Start of SOURCE RECORDS

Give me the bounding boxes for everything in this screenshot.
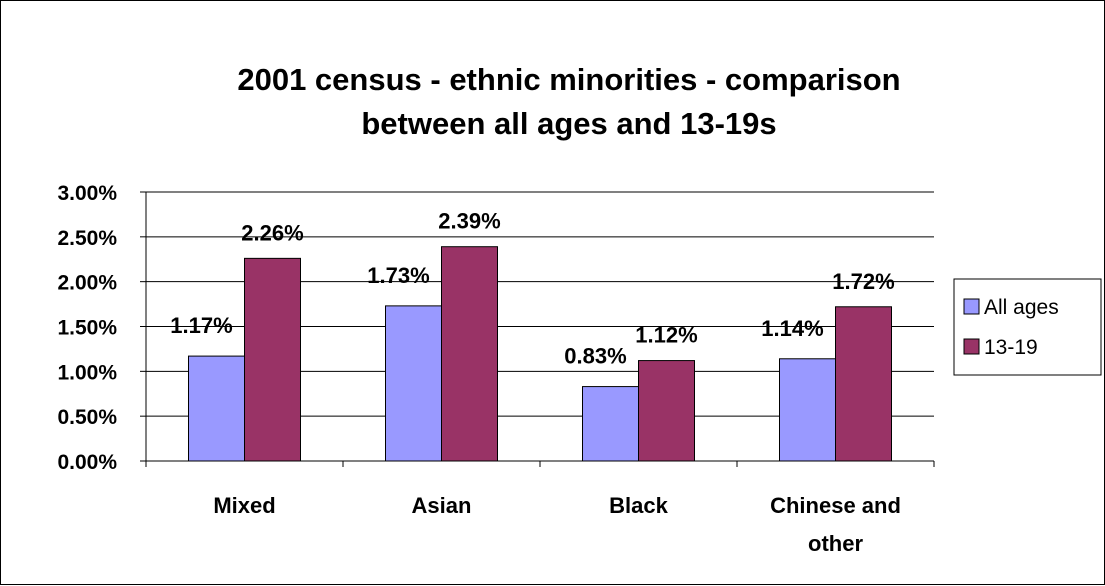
legend-label-0: All ages — [984, 296, 1059, 319]
data-labels: 1.17% 2.26% 1.73% 2.39% 0.83% 1.12% 1.14% 1.72% — [170, 209, 894, 369]
category-label-2: Black — [609, 493, 668, 518]
y-tick-label-0: 0.00% — [57, 451, 117, 474]
chart-title-line-1: 2001 census - ethnic minorities - compar… — [237, 62, 900, 97]
bar-all-ages-0 — [188, 355, 245, 462]
y-tick-label-6: 3.00% — [57, 182, 117, 205]
chart-title: 2001 census - ethnic minorities - compar… — [237, 62, 900, 141]
legend-swatch-1 — [963, 338, 980, 355]
y-tick-labels: 0.00% 0.50% 1.00% 1.50% 2.00% 2.50% 3.00% — [57, 182, 117, 474]
y-tick-label-5: 2.50% — [57, 227, 117, 250]
data-label: 0.83% — [564, 344, 626, 369]
y-tick-label-3: 1.50% — [57, 317, 117, 340]
category-label-3: Chinese and — [770, 493, 901, 518]
y-tick-label-2: 1.00% — [57, 361, 117, 384]
category-label-1: Asian — [412, 493, 472, 518]
bar-13-19-3 — [835, 306, 892, 462]
legend-label-1: 13-19 — [984, 336, 1038, 359]
legend-box — [953, 278, 1102, 376]
bar-all-ages-1 — [385, 305, 442, 462]
data-label: 1.72% — [832, 269, 894, 294]
bar-13-19-1 — [441, 246, 498, 462]
data-label: 1.14% — [761, 316, 823, 341]
chart-title-line-2: between all ages and 13-19s — [361, 106, 776, 141]
axes — [140, 191, 935, 467]
bars — [188, 246, 892, 462]
y-tick-label-4: 2.00% — [57, 272, 117, 295]
bar-13-19-2 — [638, 360, 695, 462]
data-label: 1.73% — [367, 263, 429, 288]
category-label-0: Mixed — [213, 493, 275, 518]
data-label: 2.39% — [438, 209, 500, 234]
legend: All ages 13-19 — [953, 278, 1102, 376]
y-tick-label-1: 0.50% — [57, 406, 117, 429]
data-label: 1.12% — [635, 323, 697, 348]
bar-all-ages-2 — [582, 386, 639, 462]
data-label: 1.17% — [170, 313, 232, 338]
category-labels: Mixed Asian Black Chinese and other — [213, 493, 901, 556]
category-label-3: other — [808, 531, 863, 556]
data-label: 2.26% — [241, 220, 303, 245]
legend-swatch-0 — [963, 298, 980, 315]
bar-13-19-0 — [244, 257, 301, 462]
bar-all-ages-3 — [779, 358, 836, 462]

End of SOURCE RECORDS

* [THE PROBLEM]: Reproduce the data above verbatim, line by line, leaving out the picture.

* [TASK SOLUTION]:
Give me the bounding boxes for everything in this screenshot.
legend-label-0: All ages — [984, 296, 1059, 319]
data-labels: 1.17% 2.26% 1.73% 2.39% 0.83% 1.12% 1.14% 1.72% — [170, 209, 894, 369]
category-label-2: Black — [609, 493, 668, 518]
y-tick-label-0: 0.00% — [57, 451, 117, 474]
chart-title-line-1: 2001 census - ethnic minorities - compar… — [237, 62, 900, 97]
bar-all-ages-0 — [188, 355, 245, 462]
y-tick-label-6: 3.00% — [57, 182, 117, 205]
chart-title: 2001 census - ethnic minorities - compar… — [237, 62, 900, 141]
legend-swatch-1 — [963, 338, 980, 355]
y-tick-labels: 0.00% 0.50% 1.00% 1.50% 2.00% 2.50% 3.00% — [57, 182, 117, 474]
y-tick-label-5: 2.50% — [57, 227, 117, 250]
data-label: 0.83% — [564, 344, 626, 369]
y-tick-label-3: 1.50% — [57, 317, 117, 340]
category-label-3: Chinese and — [770, 493, 901, 518]
y-tick-label-2: 1.00% — [57, 361, 117, 384]
category-label-1: Asian — [412, 493, 472, 518]
bar-13-19-3 — [835, 306, 892, 462]
legend-label-1: 13-19 — [984, 336, 1038, 359]
legend-box — [953, 278, 1102, 376]
bar-all-ages-1 — [385, 305, 442, 462]
data-label: 1.72% — [832, 269, 894, 294]
bar-13-19-1 — [441, 246, 498, 462]
data-label: 1.14% — [761, 316, 823, 341]
chart-title-line-2: between all ages and 13-19s — [361, 106, 776, 141]
axes — [140, 191, 935, 467]
bars — [188, 246, 892, 462]
y-tick-label-4: 2.00% — [57, 272, 117, 295]
bar-13-19-2 — [638, 360, 695, 462]
data-label: 1.73% — [367, 263, 429, 288]
category-label-0: Mixed — [213, 493, 275, 518]
data-label: 2.39% — [438, 209, 500, 234]
legend: All ages 13-19 — [953, 278, 1102, 376]
y-tick-label-1: 0.50% — [57, 406, 117, 429]
data-label: 1.12% — [635, 323, 697, 348]
bar-all-ages-2 — [582, 386, 639, 462]
data-label: 1.17% — [170, 313, 232, 338]
category-labels: Mixed Asian Black Chinese and other — [213, 493, 901, 556]
category-label-3: other — [808, 531, 863, 556]
data-label: 2.26% — [241, 220, 303, 245]
legend-swatch-0 — [963, 298, 980, 315]
bar-13-19-0 — [244, 257, 301, 462]
bar-all-ages-3 — [779, 358, 836, 462]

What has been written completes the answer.